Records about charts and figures
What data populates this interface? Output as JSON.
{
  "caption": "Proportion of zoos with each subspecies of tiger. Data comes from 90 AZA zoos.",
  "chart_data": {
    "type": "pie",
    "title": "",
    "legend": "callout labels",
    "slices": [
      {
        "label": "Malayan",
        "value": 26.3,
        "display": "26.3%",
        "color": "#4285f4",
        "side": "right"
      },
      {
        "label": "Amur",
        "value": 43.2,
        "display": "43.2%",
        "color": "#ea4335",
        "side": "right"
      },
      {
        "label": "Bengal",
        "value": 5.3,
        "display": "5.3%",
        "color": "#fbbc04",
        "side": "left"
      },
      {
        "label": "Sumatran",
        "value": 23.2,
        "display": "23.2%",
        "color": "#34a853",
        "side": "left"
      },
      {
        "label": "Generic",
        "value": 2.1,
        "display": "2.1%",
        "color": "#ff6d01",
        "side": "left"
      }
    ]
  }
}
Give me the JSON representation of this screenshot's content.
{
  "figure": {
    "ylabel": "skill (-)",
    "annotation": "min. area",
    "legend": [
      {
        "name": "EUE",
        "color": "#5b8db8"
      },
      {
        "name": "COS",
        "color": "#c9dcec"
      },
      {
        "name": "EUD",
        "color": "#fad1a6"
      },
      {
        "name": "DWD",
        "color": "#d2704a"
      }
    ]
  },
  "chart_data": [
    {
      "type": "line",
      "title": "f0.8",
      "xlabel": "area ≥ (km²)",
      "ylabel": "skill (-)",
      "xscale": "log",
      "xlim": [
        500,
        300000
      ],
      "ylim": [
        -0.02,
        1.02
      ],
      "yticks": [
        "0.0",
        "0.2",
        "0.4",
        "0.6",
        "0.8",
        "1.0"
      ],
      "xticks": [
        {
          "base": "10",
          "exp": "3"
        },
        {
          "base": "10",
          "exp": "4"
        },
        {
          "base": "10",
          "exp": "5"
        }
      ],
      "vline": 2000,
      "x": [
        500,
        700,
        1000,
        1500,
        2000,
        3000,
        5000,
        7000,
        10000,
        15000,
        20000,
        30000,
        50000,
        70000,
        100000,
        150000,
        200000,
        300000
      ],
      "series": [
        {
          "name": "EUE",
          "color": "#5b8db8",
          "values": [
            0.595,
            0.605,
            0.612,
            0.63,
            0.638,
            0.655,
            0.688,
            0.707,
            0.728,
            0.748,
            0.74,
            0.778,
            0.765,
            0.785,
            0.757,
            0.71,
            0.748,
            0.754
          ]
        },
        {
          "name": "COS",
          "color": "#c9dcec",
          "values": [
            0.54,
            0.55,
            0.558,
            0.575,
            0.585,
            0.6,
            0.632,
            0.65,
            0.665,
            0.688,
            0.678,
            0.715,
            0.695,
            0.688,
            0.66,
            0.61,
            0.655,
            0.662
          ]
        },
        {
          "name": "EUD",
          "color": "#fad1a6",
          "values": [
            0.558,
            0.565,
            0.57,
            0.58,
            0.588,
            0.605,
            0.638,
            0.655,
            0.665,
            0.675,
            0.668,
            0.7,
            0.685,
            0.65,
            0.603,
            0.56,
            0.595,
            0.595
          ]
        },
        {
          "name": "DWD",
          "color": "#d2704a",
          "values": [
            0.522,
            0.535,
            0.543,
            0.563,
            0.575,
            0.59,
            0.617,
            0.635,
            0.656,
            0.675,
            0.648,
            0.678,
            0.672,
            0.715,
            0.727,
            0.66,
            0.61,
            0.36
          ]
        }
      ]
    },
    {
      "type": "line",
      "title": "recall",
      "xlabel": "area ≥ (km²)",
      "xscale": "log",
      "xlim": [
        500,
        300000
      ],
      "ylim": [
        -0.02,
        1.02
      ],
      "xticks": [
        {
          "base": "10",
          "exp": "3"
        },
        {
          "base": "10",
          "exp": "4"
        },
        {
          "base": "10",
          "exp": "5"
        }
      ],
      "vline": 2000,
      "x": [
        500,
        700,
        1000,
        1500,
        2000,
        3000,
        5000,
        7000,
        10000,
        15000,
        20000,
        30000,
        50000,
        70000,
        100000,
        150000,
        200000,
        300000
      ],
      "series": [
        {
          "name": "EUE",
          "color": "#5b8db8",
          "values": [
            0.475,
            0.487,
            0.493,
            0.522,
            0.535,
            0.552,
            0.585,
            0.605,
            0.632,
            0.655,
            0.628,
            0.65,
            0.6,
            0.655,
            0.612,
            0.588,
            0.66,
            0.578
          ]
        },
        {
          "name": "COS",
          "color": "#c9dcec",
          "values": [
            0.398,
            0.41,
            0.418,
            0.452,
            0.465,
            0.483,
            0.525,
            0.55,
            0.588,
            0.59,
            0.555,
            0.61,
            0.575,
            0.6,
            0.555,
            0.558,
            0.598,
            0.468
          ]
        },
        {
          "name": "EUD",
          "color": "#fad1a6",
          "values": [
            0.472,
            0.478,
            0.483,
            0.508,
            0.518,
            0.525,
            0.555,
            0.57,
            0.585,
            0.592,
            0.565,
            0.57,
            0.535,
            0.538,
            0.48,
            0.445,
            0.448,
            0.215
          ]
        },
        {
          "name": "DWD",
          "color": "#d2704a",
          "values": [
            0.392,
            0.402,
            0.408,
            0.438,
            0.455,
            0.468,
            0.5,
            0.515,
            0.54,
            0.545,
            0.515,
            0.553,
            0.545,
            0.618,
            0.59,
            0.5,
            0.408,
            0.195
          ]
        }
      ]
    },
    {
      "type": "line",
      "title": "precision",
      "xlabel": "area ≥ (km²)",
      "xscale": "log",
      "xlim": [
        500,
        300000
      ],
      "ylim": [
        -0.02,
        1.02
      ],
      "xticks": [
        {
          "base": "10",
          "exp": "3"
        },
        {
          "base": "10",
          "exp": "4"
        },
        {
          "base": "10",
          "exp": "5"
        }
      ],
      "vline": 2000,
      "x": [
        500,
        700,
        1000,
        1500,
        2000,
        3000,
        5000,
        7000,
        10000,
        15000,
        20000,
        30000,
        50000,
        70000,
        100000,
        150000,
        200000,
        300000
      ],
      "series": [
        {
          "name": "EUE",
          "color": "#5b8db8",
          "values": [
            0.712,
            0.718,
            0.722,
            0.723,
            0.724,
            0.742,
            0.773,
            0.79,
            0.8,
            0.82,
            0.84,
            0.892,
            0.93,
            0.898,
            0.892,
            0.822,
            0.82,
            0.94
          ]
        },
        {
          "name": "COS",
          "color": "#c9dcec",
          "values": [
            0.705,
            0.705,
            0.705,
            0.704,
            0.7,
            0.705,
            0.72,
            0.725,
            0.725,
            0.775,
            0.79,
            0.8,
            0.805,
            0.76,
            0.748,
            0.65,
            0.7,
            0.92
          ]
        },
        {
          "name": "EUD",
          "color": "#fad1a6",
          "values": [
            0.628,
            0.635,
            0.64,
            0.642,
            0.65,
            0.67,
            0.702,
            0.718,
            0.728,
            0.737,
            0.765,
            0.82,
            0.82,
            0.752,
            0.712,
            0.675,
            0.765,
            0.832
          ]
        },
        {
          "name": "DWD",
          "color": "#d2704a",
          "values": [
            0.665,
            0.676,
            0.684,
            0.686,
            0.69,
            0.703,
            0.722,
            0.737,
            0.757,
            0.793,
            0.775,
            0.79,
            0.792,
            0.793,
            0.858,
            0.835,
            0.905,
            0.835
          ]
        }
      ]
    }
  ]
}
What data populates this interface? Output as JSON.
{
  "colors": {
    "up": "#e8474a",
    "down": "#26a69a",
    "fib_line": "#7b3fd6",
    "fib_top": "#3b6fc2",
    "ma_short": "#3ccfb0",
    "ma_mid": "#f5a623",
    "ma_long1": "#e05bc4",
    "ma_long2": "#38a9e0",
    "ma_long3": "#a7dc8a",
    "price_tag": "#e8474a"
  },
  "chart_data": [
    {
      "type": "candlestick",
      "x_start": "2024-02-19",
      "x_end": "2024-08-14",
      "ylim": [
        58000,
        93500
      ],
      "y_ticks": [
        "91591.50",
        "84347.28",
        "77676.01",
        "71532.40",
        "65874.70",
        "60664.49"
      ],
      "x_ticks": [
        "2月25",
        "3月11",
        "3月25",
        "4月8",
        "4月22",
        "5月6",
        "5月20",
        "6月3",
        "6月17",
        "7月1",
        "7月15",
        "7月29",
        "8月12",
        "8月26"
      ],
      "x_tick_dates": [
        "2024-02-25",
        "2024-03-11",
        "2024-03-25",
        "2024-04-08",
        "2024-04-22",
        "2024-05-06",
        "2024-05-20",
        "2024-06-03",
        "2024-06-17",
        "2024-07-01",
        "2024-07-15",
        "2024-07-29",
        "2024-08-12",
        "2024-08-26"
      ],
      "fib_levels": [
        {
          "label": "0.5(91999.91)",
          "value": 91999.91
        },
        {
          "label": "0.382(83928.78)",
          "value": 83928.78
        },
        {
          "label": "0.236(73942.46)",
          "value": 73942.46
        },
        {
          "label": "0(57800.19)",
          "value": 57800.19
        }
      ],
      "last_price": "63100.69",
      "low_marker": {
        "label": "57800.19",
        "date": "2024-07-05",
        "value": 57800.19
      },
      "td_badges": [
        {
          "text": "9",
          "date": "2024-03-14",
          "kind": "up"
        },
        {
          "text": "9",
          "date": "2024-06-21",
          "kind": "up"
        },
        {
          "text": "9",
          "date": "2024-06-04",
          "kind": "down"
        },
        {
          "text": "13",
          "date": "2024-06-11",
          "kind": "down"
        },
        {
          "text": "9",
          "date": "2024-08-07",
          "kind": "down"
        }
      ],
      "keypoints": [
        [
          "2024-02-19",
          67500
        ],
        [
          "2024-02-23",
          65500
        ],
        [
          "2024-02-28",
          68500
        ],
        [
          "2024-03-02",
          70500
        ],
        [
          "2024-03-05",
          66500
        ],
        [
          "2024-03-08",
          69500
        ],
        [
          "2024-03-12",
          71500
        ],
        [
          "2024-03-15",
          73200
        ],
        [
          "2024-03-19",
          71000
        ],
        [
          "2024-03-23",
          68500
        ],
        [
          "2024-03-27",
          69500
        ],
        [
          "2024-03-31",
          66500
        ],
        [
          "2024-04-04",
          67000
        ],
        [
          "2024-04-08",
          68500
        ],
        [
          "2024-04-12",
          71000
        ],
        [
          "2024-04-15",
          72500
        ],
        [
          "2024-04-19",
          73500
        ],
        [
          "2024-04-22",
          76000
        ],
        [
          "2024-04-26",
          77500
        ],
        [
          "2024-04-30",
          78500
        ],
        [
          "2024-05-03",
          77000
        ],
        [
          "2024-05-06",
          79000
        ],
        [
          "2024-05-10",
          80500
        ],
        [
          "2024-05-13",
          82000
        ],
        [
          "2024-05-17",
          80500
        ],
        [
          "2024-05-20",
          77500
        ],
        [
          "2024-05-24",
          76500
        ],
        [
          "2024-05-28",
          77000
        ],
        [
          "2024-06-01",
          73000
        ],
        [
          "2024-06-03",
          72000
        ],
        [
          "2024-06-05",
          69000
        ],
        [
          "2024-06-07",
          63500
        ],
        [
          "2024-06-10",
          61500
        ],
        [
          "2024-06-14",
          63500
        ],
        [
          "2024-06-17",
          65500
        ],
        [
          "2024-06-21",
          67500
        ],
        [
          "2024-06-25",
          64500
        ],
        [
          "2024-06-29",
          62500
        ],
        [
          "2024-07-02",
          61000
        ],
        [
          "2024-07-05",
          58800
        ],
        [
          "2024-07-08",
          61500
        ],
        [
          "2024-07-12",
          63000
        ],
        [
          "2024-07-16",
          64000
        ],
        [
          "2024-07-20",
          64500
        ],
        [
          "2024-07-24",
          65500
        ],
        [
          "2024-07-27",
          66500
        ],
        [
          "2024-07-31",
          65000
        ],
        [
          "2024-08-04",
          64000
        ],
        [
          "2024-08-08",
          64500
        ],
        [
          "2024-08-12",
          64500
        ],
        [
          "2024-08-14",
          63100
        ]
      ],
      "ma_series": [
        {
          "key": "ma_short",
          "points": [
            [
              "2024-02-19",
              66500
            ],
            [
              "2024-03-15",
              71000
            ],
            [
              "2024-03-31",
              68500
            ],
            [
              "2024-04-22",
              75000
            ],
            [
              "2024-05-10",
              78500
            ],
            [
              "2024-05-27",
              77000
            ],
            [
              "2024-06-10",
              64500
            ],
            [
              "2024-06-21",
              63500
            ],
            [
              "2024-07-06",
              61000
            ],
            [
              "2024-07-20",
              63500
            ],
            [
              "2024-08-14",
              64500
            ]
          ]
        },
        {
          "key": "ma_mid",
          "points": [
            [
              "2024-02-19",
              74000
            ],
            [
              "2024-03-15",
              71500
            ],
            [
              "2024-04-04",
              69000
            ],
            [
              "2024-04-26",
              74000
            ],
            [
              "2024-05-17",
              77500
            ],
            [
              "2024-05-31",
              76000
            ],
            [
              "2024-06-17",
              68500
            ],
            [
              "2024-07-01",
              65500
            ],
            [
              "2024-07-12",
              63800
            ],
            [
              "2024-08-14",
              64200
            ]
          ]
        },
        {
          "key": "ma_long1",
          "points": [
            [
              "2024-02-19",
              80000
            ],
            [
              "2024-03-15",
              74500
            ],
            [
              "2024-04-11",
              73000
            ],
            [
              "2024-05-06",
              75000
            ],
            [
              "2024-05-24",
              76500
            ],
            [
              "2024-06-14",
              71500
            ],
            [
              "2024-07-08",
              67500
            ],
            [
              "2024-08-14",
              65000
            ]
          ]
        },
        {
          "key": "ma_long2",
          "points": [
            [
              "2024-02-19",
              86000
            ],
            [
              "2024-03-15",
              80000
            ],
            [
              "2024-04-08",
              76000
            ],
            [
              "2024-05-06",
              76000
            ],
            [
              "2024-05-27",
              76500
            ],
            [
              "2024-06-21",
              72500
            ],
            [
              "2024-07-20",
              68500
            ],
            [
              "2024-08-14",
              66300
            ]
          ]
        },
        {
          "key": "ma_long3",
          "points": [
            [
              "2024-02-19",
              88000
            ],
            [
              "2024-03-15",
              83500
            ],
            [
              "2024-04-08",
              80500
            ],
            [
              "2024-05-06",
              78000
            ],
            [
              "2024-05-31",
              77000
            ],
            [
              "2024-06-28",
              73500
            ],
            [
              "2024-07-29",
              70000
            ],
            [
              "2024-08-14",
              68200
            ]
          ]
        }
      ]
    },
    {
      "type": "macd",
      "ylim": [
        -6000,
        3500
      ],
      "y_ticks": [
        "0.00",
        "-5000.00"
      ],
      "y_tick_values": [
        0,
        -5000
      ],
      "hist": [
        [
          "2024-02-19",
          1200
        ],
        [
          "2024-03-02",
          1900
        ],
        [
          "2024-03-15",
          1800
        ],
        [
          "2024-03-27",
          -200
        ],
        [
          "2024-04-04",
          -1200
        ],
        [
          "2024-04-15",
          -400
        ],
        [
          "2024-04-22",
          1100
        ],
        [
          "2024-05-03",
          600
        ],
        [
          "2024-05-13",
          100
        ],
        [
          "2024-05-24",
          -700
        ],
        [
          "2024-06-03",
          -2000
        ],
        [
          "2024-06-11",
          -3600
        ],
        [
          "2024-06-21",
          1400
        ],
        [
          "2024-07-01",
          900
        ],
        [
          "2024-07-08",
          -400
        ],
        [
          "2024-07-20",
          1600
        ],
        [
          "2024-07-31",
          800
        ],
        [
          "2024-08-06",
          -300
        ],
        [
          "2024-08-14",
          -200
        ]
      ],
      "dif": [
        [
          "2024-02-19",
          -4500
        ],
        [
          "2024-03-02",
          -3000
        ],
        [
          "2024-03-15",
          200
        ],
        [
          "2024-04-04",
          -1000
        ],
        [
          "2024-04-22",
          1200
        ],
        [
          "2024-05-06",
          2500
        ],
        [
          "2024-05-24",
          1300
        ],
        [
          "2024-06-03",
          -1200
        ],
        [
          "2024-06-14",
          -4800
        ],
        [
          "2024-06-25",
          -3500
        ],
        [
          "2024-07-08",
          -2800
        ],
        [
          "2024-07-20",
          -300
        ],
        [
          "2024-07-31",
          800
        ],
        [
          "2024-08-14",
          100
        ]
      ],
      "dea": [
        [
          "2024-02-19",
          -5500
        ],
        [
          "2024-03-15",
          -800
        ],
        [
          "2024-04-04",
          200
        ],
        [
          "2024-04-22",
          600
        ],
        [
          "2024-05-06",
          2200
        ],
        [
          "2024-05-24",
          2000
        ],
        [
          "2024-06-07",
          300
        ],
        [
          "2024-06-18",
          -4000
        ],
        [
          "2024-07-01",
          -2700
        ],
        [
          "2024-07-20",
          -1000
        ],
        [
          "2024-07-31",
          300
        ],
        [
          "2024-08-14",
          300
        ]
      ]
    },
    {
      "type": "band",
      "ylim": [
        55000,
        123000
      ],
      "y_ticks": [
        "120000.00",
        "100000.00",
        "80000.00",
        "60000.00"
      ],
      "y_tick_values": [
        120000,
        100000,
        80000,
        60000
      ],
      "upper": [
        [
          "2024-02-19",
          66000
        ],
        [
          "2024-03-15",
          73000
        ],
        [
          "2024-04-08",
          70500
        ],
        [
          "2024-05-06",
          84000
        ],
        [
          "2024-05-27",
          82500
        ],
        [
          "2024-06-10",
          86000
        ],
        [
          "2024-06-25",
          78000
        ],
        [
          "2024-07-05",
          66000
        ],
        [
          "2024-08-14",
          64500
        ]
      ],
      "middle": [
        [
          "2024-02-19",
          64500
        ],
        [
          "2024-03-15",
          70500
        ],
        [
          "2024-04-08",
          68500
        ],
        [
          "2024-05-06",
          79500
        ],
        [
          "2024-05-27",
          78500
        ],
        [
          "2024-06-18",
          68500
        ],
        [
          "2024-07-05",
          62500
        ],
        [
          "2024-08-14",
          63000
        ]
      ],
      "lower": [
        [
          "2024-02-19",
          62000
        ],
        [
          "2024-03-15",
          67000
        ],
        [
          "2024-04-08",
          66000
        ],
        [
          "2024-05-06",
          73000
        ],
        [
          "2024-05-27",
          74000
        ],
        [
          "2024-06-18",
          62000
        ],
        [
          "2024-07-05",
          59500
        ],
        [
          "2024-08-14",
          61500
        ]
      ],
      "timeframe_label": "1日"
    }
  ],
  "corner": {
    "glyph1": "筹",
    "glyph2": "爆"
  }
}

Your objective — Where a line holds "type", copy that line.

Task answer —
    "type": "pie",
      "type": "line",
      "type": "line",
      "type": "line",
      "type": "candlestick",
      "type": "macd",
      "type": "band",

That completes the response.